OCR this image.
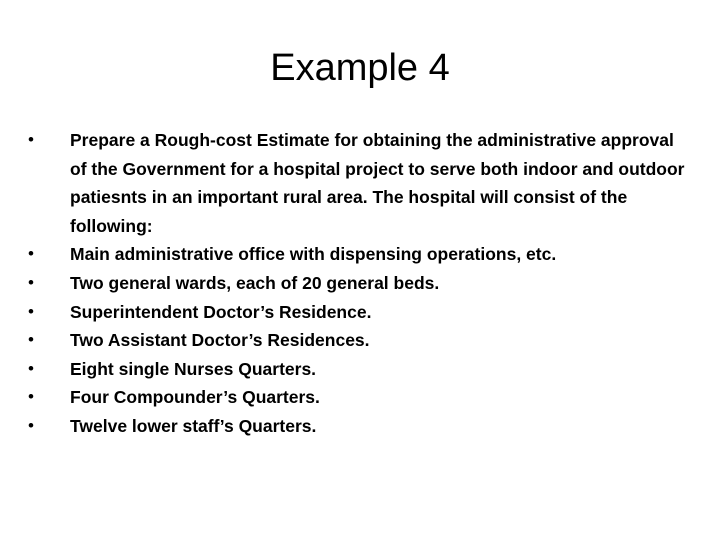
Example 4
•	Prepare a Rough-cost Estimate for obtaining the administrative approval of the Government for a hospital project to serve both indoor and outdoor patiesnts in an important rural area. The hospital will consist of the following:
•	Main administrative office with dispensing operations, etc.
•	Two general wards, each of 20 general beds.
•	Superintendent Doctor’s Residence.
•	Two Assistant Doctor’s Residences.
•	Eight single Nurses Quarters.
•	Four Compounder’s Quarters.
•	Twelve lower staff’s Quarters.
* * * * *
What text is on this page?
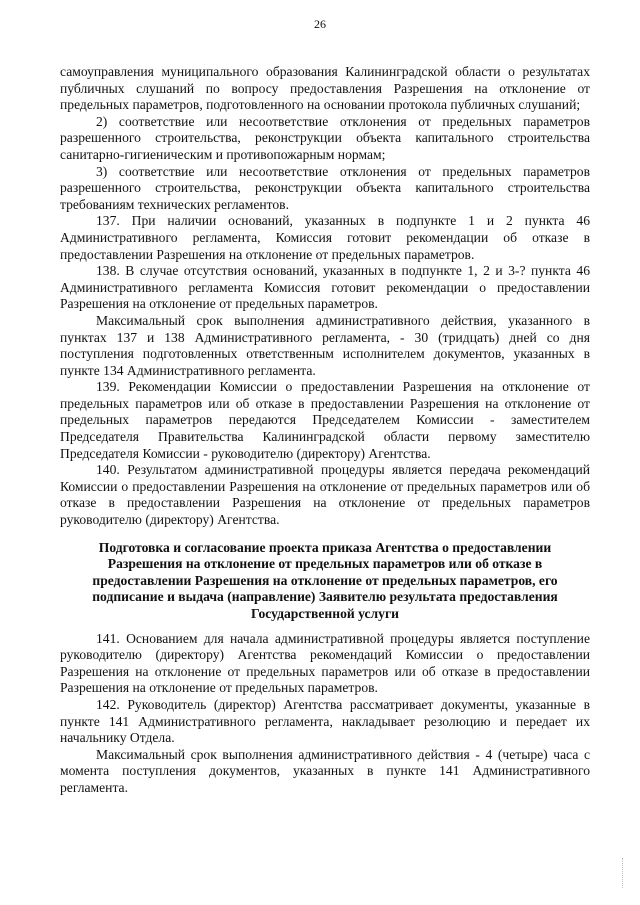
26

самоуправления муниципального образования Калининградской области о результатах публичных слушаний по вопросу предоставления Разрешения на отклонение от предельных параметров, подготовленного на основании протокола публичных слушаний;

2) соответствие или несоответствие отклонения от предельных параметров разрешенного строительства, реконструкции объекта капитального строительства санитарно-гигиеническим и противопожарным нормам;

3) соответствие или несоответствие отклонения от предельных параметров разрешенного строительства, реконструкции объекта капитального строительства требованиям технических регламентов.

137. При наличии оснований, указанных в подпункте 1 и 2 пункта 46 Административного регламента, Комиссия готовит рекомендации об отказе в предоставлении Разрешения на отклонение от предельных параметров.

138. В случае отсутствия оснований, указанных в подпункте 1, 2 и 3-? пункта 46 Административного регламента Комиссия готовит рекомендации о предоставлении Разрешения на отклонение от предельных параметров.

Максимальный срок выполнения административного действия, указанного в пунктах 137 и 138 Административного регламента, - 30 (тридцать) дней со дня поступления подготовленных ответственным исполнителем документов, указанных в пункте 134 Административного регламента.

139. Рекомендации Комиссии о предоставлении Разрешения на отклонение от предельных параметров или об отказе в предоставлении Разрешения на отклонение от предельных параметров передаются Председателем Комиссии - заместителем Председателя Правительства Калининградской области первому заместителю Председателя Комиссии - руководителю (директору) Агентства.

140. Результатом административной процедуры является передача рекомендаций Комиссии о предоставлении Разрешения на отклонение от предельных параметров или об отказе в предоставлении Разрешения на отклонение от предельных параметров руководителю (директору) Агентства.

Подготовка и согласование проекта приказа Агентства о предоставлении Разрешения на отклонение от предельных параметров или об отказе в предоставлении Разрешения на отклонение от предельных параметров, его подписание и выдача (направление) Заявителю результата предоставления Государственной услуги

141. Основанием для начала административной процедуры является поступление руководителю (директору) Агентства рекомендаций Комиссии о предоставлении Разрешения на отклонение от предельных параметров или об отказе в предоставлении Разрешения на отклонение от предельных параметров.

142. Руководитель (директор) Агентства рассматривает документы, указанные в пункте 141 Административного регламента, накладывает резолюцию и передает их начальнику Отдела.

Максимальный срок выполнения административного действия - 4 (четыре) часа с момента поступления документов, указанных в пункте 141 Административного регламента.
* * * * *
(What you should do)
Answer only with how many lines in the records include "administrative".

(The output)
2